• [GIVEN RECORDS]
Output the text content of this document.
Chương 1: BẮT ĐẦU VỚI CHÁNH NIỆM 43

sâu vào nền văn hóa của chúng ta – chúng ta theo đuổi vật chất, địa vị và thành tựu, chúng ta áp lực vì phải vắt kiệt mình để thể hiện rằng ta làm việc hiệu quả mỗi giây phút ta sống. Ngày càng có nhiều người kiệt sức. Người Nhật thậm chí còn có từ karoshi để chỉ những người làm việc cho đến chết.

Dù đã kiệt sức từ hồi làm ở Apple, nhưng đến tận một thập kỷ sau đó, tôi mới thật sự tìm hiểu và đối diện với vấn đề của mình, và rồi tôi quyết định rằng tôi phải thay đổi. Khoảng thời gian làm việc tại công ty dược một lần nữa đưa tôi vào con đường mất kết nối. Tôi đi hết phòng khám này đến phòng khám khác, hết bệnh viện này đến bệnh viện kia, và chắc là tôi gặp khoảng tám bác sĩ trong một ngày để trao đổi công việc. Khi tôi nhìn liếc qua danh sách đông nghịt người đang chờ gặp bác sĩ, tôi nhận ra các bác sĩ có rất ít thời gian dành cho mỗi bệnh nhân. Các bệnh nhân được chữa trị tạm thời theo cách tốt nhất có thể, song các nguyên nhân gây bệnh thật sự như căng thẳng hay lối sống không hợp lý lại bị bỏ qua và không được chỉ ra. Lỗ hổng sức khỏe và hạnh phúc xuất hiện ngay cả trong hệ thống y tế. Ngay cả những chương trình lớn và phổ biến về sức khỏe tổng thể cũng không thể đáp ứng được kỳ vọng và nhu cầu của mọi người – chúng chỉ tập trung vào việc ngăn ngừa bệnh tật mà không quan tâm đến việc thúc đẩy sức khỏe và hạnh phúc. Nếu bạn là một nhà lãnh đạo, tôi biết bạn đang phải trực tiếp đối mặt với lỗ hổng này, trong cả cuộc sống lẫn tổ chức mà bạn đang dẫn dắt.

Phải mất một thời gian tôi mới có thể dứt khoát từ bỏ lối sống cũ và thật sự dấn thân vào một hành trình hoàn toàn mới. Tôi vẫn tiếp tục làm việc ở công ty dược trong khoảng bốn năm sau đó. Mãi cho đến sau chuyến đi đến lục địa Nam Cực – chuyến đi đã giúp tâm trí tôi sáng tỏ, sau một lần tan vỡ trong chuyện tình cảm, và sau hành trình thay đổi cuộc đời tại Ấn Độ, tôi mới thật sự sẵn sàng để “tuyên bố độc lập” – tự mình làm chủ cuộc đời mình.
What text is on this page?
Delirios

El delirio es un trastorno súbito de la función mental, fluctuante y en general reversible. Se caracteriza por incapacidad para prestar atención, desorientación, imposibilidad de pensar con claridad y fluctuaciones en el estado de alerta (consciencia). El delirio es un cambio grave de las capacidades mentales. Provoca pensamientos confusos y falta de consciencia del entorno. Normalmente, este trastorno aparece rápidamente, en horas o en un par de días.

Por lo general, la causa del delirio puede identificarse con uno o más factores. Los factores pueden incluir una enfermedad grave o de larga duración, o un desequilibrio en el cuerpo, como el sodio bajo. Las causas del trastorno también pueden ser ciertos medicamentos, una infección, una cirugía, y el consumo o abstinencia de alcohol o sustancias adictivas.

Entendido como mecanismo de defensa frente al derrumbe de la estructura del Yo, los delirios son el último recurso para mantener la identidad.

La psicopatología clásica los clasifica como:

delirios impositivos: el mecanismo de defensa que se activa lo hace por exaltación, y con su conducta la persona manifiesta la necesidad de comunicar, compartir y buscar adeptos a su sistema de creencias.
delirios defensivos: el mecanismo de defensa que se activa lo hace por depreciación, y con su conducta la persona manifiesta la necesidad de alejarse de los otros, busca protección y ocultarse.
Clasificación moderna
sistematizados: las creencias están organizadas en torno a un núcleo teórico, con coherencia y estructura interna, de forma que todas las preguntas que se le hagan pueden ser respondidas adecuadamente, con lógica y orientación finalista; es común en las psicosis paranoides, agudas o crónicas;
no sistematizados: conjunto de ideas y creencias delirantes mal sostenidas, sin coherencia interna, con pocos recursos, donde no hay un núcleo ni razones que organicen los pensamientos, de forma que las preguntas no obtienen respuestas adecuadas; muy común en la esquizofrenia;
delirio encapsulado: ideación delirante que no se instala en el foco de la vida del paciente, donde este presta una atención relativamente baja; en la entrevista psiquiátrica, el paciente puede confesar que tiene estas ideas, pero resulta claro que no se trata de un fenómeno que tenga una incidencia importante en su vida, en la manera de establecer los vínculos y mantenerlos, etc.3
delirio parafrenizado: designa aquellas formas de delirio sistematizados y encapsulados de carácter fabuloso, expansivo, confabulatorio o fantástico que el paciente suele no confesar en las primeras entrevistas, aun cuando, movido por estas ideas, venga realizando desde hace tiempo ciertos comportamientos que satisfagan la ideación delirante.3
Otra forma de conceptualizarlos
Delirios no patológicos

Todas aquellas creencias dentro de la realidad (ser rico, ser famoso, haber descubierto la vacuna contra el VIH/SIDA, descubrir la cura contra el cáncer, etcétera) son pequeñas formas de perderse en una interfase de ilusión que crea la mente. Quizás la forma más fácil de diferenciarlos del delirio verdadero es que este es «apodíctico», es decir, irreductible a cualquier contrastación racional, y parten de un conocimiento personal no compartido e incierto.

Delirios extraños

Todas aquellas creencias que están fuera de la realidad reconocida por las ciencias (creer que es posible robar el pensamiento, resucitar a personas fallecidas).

• [THE EXERCISE] Please repeat all the records above exactly as they appear.

• [SOLUTION TO THIS TASK]
Output the text content of this document.
Chương 1: BẮT ĐẦU VỚI CHÁNH NIỆM 43

sâu vào nền văn hóa của chúng ta – chúng ta theo đuổi vật chất, địa vị và thành tựu, chúng ta áp lực vì phải vắt kiệt mình để thể hiện rằng ta làm việc hiệu quả mỗi giây phút ta sống. Ngày càng có nhiều người kiệt sức. Người Nhật thậm chí còn có từ karoshi để chỉ những người làm việc cho đến chết.

Dù đã kiệt sức từ hồi làm ở Apple, nhưng đến tận một thập kỷ sau đó, tôi mới thật sự tìm hiểu và đối diện với vấn đề của mình, và rồi tôi quyết định rằng tôi phải thay đổi. Khoảng thời gian làm việc tại công ty dược một lần nữa đưa tôi vào con đường mất kết nối. Tôi đi hết phòng khám này đến phòng khám khác, hết bệnh viện này đến bệnh viện kia, và chắc là tôi gặp khoảng tám bác sĩ trong một ngày để trao đổi công việc. Khi tôi nhìn liếc qua danh sách đông nghịt người đang chờ gặp bác sĩ, tôi nhận ra các bác sĩ có rất ít thời gian dành cho mỗi bệnh nhân. Các bệnh nhân được chữa trị tạm thời theo cách tốt nhất có thể, song các nguyên nhân gây bệnh thật sự như căng thẳng hay lối sống không hợp lý lại bị bỏ qua và không được chỉ ra. Lỗ hổng sức khỏe và hạnh phúc xuất hiện ngay cả trong hệ thống y tế. Ngay cả những chương trình lớn và phổ biến về sức khỏe tổng thể cũng không thể đáp ứng được kỳ vọng và nhu cầu của mọi người – chúng chỉ tập trung vào việc ngăn ngừa bệnh tật mà không quan tâm đến việc thúc đẩy sức khỏe và hạnh phúc. Nếu bạn là một nhà lãnh đạo, tôi biết bạn đang phải trực tiếp đối mặt với lỗ hổng này, trong cả cuộc sống lẫn tổ chức mà bạn đang dẫn dắt.

Phải mất một thời gian tôi mới có thể dứt khoát từ bỏ lối sống cũ và thật sự dấn thân vào một hành trình hoàn toàn mới. Tôi vẫn tiếp tục làm việc ở công ty dược trong khoảng bốn năm sau đó. Mãi cho đến sau chuyến đi đến lục địa Nam Cực – chuyến đi đã giúp tâm trí tôi sáng tỏ, sau một lần tan vỡ trong chuyện tình cảm, và sau hành trình thay đổi cuộc đời tại Ấn Độ, tôi mới thật sự sẵn sàng để “tuyên bố độc lập” – tự mình làm chủ cuộc đời mình.
What text is on this page?
Delirios

El delirio es un trastorno súbito de la función mental, fluctuante y en general reversible. Se caracteriza por incapacidad para prestar atención, desorientación, imposibilidad de pensar con claridad y fluctuaciones en el estado de alerta (consciencia). El delirio es un cambio grave de las capacidades mentales. Provoca pensamientos confusos y falta de consciencia del entorno. Normalmente, este trastorno aparece rápidamente, en horas o en un par de días.

Por lo general, la causa del delirio puede identificarse con uno o más factores. Los factores pueden incluir una enfermedad grave o de larga duración, o un desequilibrio en el cuerpo, como el sodio bajo. Las causas del trastorno también pueden ser ciertos medicamentos, una infección, una cirugía, y el consumo o abstinencia de alcohol o sustancias adictivas.

Entendido como mecanismo de defensa frente al derrumbe de la estructura del Yo, los delirios son el último recurso para mantener la identidad.

La psicopatología clásica los clasifica como:

delirios impositivos: el mecanismo de defensa que se activa lo hace por exaltación, y con su conducta la persona manifiesta la necesidad de comunicar, compartir y buscar adeptos a su sistema de creencias.
delirios defensivos: el mecanismo de defensa que se activa lo hace por depreciación, y con su conducta la persona manifiesta la necesidad de alejarse de los otros, busca protección y ocultarse.
Clasificación moderna
sistematizados: las creencias están organizadas en torno a un núcleo teórico, con coherencia y estructura interna, de forma que todas las preguntas que se le hagan pueden ser respondidas adecuadamente, con lógica y orientación finalista; es común en las psicosis paranoides, agudas o crónicas;
no sistematizados: conjunto de ideas y creencias delirantes mal sostenidas, sin coherencia interna, con pocos recursos, donde no hay un núcleo ni razones que organicen los pensamientos, de forma que las preguntas no obtienen respuestas adecuadas; muy común en la esquizofrenia;
delirio encapsulado: ideación delirante que no se instala en el foco de la vida del paciente, donde este presta una atención relativamente baja; en la entrevista psiquiátrica, el paciente puede confesar que tiene estas ideas, pero resulta claro que no se trata de un fenómeno que tenga una incidencia importante en su vida, en la manera de establecer los vínculos y mantenerlos, etc.3
delirio parafrenizado: designa aquellas formas de delirio sistematizados y encapsulados de carácter fabuloso, expansivo, confabulatorio o fantástico que el paciente suele no confesar en las primeras entrevistas, aun cuando, movido por estas ideas, venga realizando desde hace tiempo ciertos comportamientos que satisfagan la ideación delirante.3
Otra forma de conceptualizarlos
Delirios no patológicos

Todas aquellas creencias dentro de la realidad (ser rico, ser famoso, haber descubierto la vacuna contra el VIH/SIDA, descubrir la cura contra el cáncer, etcétera) son pequeñas formas de perderse en una interfase de ilusión que crea la mente. Quizás la forma más fácil de diferenciarlos del delirio verdadero es que este es «apodíctico», es decir, irreductible a cualquier contrastación racional, y parten de un conocimiento personal no compartido e incierto.

Delirios extraños

Todas aquellas creencias que están fuera de la realidad reconocida por las ciencias (creer que es posible robar el pensamiento, resucitar a personas fallecidas).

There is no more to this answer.